Request – Copy the records below exactly as they are written.

Records from a collection:
+===+

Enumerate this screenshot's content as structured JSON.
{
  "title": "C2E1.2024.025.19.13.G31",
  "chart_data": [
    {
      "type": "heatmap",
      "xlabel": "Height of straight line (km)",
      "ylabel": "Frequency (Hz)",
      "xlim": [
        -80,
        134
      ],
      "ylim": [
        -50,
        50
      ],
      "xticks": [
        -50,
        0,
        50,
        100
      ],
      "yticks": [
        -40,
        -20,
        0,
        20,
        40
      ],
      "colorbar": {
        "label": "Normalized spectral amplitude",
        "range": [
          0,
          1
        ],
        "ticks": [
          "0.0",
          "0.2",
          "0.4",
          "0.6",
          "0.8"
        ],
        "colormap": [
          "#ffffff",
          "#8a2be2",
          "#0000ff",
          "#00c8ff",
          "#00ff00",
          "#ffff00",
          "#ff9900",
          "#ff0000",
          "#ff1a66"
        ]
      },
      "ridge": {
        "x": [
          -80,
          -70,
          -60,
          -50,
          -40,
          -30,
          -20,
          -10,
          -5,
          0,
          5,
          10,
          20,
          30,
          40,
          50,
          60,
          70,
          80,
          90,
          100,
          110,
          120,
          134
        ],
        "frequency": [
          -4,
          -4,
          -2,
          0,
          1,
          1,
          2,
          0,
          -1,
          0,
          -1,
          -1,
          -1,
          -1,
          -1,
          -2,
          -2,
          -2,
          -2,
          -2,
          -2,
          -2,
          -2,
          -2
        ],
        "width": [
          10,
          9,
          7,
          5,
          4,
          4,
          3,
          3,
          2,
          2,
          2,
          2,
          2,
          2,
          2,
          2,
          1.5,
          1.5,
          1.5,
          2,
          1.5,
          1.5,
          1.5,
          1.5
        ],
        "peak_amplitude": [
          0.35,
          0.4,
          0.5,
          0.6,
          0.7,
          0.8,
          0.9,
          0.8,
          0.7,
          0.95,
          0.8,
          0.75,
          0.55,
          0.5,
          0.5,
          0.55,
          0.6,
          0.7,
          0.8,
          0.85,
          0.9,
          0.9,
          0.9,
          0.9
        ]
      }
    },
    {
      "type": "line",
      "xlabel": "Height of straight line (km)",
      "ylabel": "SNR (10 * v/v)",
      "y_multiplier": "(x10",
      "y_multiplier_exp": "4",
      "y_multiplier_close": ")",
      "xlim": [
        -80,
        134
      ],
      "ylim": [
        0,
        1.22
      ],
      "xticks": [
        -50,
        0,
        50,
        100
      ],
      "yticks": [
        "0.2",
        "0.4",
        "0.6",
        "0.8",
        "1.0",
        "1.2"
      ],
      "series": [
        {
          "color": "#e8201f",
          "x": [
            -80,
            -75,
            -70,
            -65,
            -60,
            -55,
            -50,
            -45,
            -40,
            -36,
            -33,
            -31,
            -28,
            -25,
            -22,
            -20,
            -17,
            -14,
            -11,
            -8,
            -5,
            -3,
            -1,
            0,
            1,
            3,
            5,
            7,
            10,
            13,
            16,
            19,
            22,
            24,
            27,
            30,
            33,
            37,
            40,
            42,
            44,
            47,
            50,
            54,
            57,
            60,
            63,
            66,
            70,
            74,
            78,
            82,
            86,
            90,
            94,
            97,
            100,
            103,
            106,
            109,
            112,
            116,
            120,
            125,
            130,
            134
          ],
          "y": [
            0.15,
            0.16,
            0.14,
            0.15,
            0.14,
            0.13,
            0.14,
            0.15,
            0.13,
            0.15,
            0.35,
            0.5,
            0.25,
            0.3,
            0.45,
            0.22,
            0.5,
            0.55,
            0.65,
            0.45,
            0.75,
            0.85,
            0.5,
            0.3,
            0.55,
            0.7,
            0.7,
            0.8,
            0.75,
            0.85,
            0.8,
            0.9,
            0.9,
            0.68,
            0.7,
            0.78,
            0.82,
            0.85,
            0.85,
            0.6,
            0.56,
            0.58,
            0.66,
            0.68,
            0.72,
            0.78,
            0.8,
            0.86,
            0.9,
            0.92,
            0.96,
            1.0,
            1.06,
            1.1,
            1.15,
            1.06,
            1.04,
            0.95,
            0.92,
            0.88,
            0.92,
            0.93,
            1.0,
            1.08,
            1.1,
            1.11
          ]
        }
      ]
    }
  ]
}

+===+

Result for this task –
Enumerate this screenshot's content as structured JSON.
{
  "title": "C2E1.2024.025.19.13.G31",
  "chart_data": [
    {
      "type": "heatmap",
      "xlabel": "Height of straight line (km)",
      "ylabel": "Frequency (Hz)",
      "xlim": [
        -80,
        134
      ],
      "ylim": [
        -50,
        50
      ],
      "xticks": [
        -50,
        0,
        50,
        100
      ],
      "yticks": [
        -40,
        -20,
        0,
        20,
        40
      ],
      "colorbar": {
        "label": "Normalized spectral amplitude",
        "range": [
          0,
          1
        ],
        "ticks": [
          "0.0",
          "0.2",
          "0.4",
          "0.6",
          "0.8"
        ],
        "colormap": [
          "#ffffff",
          "#8a2be2",
          "#0000ff",
          "#00c8ff",
          "#00ff00",
          "#ffff00",
          "#ff9900",
          "#ff0000",
          "#ff1a66"
        ]
      },
      "ridge": {
        "x": [
          -80,
          -70,
          -60,
          -50,
          -40,
          -30,
          -20,
          -10,
          -5,
          0,
          5,
          10,
          20,
          30,
          40,
          50,
          60,
          70,
          80,
          90,
          100,
          110,
          120,
          134
        ],
        "frequency": [
          -4,
          -4,
          -2,
          0,
          1,
          1,
          2,
          0,
          -1,
          0,
          -1,
          -1,
          -1,
          -1,
          -1,
          -2,
          -2,
          -2,
          -2,
          -2,
          -2,
          -2,
          -2,
          -2
        ],
        "width": [
          10,
          9,
          7,
          5,
          4,
          4,
          3,
          3,
          2,
          2,
          2,
          2,
          2,
          2,
          2,
          2,
          1.5,
          1.5,
          1.5,
          2,
          1.5,
          1.5,
          1.5,
          1.5
        ],
        "peak_amplitude": [
          0.35,
          0.4,
          0.5,
          0.6,
          0.7,
          0.8,
          0.9,
          0.8,
          0.7,
          0.95,
          0.8,
          0.75,
          0.55,
          0.5,
          0.5,
          0.55,
          0.6,
          0.7,
          0.8,
          0.85,
          0.9,
          0.9,
          0.9,
          0.9
        ]
      }
    },
    {
      "type": "line",
      "xlabel": "Height of straight line (km)",
      "ylabel": "SNR (10 * v/v)",
      "y_multiplier": "(x10",
      "y_multiplier_exp": "4",
      "y_multiplier_close": ")",
      "xlim": [
        -80,
        134
      ],
      "ylim": [
        0,
        1.22
      ],
      "xticks": [
        -50,
        0,
        50,
        100
      ],
      "yticks": [
        "0.2",
        "0.4",
        "0.6",
        "0.8",
        "1.0",
        "1.2"
      ],
      "series": [
        {
          "color": "#e8201f",
          "x": [
            -80,
            -75,
            -70,
            -65,
            -60,
            -55,
            -50,
            -45,
            -40,
            -36,
            -33,
            -31,
            -28,
            -25,
            -22,
            -20,
            -17,
            -14,
            -11,
            -8,
            -5,
            -3,
            -1,
            0,
            1,
            3,
            5,
            7,
            10,
            13,
            16,
            19,
            22,
            24,
            27,
            30,
            33,
            37,
            40,
            42,
            44,
            47,
            50,
            54,
            57,
            60,
            63,
            66,
            70,
            74,
            78,
            82,
            86,
            90,
            94,
            97,
            100,
            103,
            106,
            109,
            112,
            116,
            120,
            125,
            130,
            134
          ],
          "y": [
            0.15,
            0.16,
            0.14,
            0.15,
            0.14,
            0.13,
            0.14,
            0.15,
            0.13,
            0.15,
            0.35,
            0.5,
            0.25,
            0.3,
            0.45,
            0.22,
            0.5,
            0.55,
            0.65,
            0.45,
            0.75,
            0.85,
            0.5,
            0.3,
            0.55,
            0.7,
            0.7,
            0.8,
            0.75,
            0.85,
            0.8,
            0.9,
            0.9,
            0.68,
            0.7,
            0.78,
            0.82,
            0.85,
            0.85,
            0.6,
            0.56,
            0.58,
            0.66,
            0.68,
            0.72,
            0.78,
            0.8,
            0.86,
            0.9,
            0.92,
            0.96,
            1.0,
            1.06,
            1.1,
            1.15,
            1.06,
            1.04,
            0.95,
            0.92,
            0.88,
            0.92,
            0.93,
            1.0,
            1.08,
            1.1,
            1.11
          ]
        }
      ]
    }
  ]
}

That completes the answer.